**Entries for item positions**
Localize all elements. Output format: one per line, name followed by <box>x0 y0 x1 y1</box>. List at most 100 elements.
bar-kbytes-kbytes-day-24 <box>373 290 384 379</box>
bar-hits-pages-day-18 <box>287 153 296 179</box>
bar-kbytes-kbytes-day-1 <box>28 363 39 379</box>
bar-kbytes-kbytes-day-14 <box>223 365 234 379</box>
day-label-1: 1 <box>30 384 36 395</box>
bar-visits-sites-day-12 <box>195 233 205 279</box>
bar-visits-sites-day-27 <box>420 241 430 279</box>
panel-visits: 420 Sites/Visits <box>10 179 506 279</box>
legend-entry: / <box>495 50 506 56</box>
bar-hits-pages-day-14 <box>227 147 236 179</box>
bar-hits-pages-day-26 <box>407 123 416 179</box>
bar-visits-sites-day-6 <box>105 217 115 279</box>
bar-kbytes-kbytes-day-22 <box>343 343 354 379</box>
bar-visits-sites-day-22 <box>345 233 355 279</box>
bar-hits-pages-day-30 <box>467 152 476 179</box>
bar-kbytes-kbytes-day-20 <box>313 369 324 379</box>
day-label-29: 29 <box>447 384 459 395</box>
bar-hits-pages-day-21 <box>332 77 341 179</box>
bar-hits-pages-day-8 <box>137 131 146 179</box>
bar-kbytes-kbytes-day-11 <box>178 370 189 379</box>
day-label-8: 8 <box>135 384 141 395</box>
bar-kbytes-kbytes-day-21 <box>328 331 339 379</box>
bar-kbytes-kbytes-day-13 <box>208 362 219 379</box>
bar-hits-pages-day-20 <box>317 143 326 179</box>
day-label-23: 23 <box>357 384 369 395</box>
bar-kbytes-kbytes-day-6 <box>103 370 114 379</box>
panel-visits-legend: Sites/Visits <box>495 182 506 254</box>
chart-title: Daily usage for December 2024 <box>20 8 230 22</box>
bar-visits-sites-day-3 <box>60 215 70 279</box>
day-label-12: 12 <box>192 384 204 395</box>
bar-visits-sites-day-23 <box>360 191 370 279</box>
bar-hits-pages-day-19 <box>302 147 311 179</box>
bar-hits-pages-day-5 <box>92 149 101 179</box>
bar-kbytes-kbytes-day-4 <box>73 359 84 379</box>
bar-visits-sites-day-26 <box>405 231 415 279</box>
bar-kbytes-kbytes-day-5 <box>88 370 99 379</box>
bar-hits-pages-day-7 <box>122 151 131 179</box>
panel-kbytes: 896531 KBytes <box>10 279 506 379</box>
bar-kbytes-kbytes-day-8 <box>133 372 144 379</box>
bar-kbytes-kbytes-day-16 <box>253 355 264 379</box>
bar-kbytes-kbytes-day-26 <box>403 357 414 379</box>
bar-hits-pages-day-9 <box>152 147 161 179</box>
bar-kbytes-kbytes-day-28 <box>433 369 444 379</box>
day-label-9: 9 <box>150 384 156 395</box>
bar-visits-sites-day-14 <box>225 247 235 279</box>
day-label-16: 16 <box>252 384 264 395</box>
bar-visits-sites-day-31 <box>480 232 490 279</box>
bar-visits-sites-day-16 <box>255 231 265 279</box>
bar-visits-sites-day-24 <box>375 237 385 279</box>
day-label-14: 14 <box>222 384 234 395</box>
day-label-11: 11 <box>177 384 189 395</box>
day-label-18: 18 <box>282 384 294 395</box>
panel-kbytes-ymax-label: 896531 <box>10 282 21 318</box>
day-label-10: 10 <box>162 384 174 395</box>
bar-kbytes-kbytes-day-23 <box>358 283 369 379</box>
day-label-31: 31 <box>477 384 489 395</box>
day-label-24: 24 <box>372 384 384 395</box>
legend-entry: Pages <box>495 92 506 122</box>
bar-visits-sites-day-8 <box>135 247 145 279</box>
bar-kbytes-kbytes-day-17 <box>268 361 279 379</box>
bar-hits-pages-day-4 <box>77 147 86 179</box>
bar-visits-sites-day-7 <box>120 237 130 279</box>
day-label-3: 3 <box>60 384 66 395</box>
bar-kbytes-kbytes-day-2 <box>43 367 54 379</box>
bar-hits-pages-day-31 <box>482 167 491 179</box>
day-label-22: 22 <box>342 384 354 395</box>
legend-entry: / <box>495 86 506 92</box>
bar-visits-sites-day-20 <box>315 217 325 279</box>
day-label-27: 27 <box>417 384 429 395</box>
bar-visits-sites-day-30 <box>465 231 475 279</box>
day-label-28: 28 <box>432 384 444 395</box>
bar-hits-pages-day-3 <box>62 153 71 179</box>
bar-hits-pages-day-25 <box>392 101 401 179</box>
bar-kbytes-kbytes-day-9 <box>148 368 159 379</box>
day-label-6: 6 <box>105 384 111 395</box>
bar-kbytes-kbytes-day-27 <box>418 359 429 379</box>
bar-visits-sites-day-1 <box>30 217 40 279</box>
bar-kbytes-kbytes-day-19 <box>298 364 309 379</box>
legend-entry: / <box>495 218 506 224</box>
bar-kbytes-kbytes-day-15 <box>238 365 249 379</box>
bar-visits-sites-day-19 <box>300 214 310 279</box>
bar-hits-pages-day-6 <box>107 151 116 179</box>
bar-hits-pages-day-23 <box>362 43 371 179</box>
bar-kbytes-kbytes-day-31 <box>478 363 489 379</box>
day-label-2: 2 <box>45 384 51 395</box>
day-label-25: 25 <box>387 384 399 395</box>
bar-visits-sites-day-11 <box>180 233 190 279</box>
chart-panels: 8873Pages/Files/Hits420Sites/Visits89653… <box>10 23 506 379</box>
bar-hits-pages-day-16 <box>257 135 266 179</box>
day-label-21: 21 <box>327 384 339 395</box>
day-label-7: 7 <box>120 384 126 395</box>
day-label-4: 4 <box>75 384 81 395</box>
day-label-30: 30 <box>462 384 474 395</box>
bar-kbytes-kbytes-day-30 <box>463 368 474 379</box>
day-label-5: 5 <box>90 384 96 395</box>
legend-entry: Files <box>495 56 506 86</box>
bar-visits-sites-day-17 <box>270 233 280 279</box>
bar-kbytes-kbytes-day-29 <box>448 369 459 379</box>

**Problem statement**
Could you arrange all the lines above as a JSON list of strings, one string per line, with any blank lines left out?

**Task output**
[
  "Localize all elements. Output format: one per line, name followed by <box>x0 y0 x1 y1</box>. List at most 100 elements.",
  "bar-kbytes-kbytes-day-24 <box>373 290 384 379</box>",
  "bar-hits-pages-day-18 <box>287 153 296 179</box>",
  "bar-kbytes-kbytes-day-1 <box>28 363 39 379</box>",
  "bar-kbytes-kbytes-day-14 <box>223 365 234 379</box>",
  "day-label-1: 1 <box>30 384 36 395</box>",
  "bar-visits-sites-day-12 <box>195 233 205 279</box>",
  "bar-visits-sites-day-27 <box>420 241 430 279</box>",
  "panel-visits: 420 Sites/Visits <box>10 179 506 279</box>",
  "legend-entry: / <box>495 50 506 56</box>",
  "bar-hits-pages-day-14 <box>227 147 236 179</box>",
  "bar-hits-pages-day-26 <box>407 123 416 179</box>",
  "bar-visits-sites-day-6 <box>105 217 115 279</box>",
  "bar-kbytes-kbytes-day-22 <box>343 343 354 379</box>",
  "bar-visits-sites-day-22 <box>345 233 355 279</box>",
  "bar-hits-pages-day-30 <box>467 152 476 179</box>",
  "bar-kbytes-kbytes-day-20 <box>313 369 324 379</box>",
  "day-label-29: 29 <box>447 384 459 395</box>",
  "bar-hits-pages-day-21 <box>332 77 341 179</box>",
  "bar-hits-pages-day-8 <box>137 131 146 179</box>",
  "bar-kbytes-kbytes-day-11 <box>178 370 189 379</box>",
  "day-label-8: 8 <box>135 384 141 395</box>",
  "bar-kbytes-kbytes-day-21 <box>328 331 339 379</box>",
  "bar-kbytes-kbytes-day-13 <box>208 362 219 379</box>",
  "bar-hits-pages-day-20 <box>317 143 326 179</box>",
  "day-label-23: 23 <box>357 384 369 395</box>",
  "bar-kbytes-kbytes-day-6 <box>103 370 114 379</box>",
  "panel-visits-legend: Sites/Visits <box>495 182 506 254</box>",
  "chart-title: Daily usage for December 2024 <box>20 8 230 22</box>",
  "bar-visits-sites-day-3 <box>60 215 70 279</box>",
  "day-label-12: 12 <box>192 384 204 395</box>",
  "bar-visits-sites-day-23 <box>360 191 370 279</box>",
  "bar-hits-pages-day-19 <box>302 147 311 179</box>",
  "bar-hits-pages-day-5 <box>92 149 101 179</box>",
  "bar-kbytes-kbytes-day-4 <box>73 359 84 379</box>",
  "bar-visits-sites-day-26 <box>405 231 415 279</box>",
  "bar-kbytes-kbytes-day-5 <box>88 370 99 379</box>",
  "bar-hits-pages-day-7 <box>122 151 131 179</box>",
  "panel-kbytes: 896531 KBytes <box>10 279 506 379</box>",
  "bar-kbytes-kbytes-day-8 <box>133 372 144 379</box>",
  "bar-kbytes-kbytes-day-16 <box>253 355 264 379</box>",
  "bar-kbytes-kbytes-day-26 <box>403 357 414 379</box>",
  "bar-hits-pages-day-9 <box>152 147 161 179</box>",
  "bar-kbytes-kbytes-day-28 <box>433 369 444 379</box>",
  "day-label-9: 9 <box>150 384 156 395</box>",
  "bar-visits-sites-day-14 <box>225 247 235 279</box>",
  "day-label-16: 16 <box>252 384 264 395</box>",
  "bar-visits-sites-day-31 <box>480 232 490 279</box>",
  "bar-visits-sites-day-16 <box>255 231 265 279</box>",
  "bar-visits-sites-day-24 <box>375 237 385 279</box>",
  "day-label-14: 14 <box>222 384 234 395</box>",
  "day-label-11: 11 <box>177 384 189 395</box>",
  "day-label-18: 18 <box>282 384 294 395</box>",
  "panel-kbytes-ymax-label: 896531 <box>10 282 21 318</box>",
  "day-label-10: 10 <box>162 384 174 395</box>",
  "bar-kbytes-kbytes-day-23 <box>358 283 369 379</box>",
  "day-label-31: 31 <box>477 384 489 395</box>",
  "day-label-24: 24 <box>372 384 384 395</box>",
  "legend-entry: Pages <box>495 92 506 122</box>",
  "bar-visits-sites-day-8 <box>135 247 145 279</box>",
  "bar-kbytes-kbytes-day-17 <box>268 361 279 379</box>",
  "bar-hits-pages-day-4 <box>77 147 86 179</box>",
  "bar-visits-sites-day-7 <box>120 237 130 279</box>",
  "day-label-3: 3 <box>60 384 66 395</box>",
  "bar-kbytes-kbytes-day-2 <box>43 367 54 379</box>",
  "bar-hits-pages-day-31 <box>482 167 491 179</box>",
  "day-label-22: 22 <box>342 384 354 395</box>",
  "legend-entry: / <box>495 86 506 92</box>",
  "bar-visits-sites-day-20 <box>315 217 325 279</box>",
  "day-label-27: 27 <box>417 384 429 395</box>",
  "bar-visits-sites-day-30 <box>465 231 475 279</box>",
  "day-label-28: 28 <box>432 384 444 395</box>",
  "bar-hits-pages-day-3 <box>62 153 71 179</box>",
  "bar-hits-pages-day-25 <box>392 101 401 179</box>",
  "bar-kbytes-kbytes-day-9 <box>148 368 159 379</box>",
  "day-label-6: 6 <box>105 384 111 395</box>",
  "bar-kbytes-kbytes-day-27 <box>418 359 429 379</box>",
  "bar-visits-sites-day-1 <box>30 217 40 279</box>",
  "bar-kbytes-kbytes-day-19 <box>298 364 309 379</box>",
  "legend-entry: / <box>495 218 506 224</box>",
  "bar-kbytes-kbytes-day-15 <box>238 365 249 379</box>",
  "bar-visits-sites-day-19 <box>300 214 310 279</box>",
  "bar-hits-pages-day-6 <box>107 151 116 179</box>",
  "bar-hits-pages-day-23 <box>362 43 371 179</box>",
  "bar-kbytes-kbytes-day-31 <box>478 363 489 379</box>",
  "day-label-2: 2 <box>45 384 51 395</box>",
  "day-label-25: 25 <box>387 384 399 395</box>",
  "bar-visits-sites-day-11 <box>180 233 190 279</box>",
  "chart-panels: 8873Pages/Files/Hits420Sites/Visits89653… <box>10 23 506 379</box>",
  "bar-hits-pages-day-16 <box>257 135 266 179</box>",
  "day-label-21: 21 <box>327 384 339 395</box>",
  "day-label-7: 7 <box>120 384 126 395</box>",
  "day-label-4: 4 <box>75 384 81 395</box>",
  "day-label-30: 30 <box>462 384 474 395</box>",
  "bar-kbytes-kbytes-day-30 <box>463 368 474 379</box>",
  "day-label-5: 5 <box>90 384 96 395</box>",
  "legend-entry: Files <box>495 56 506 86</box>",
  "bar-visits-sites-day-17 <box>270 233 280 279</box>",
  "bar-kbytes-kbytes-day-29 <box>448 369 459 379</box>"
]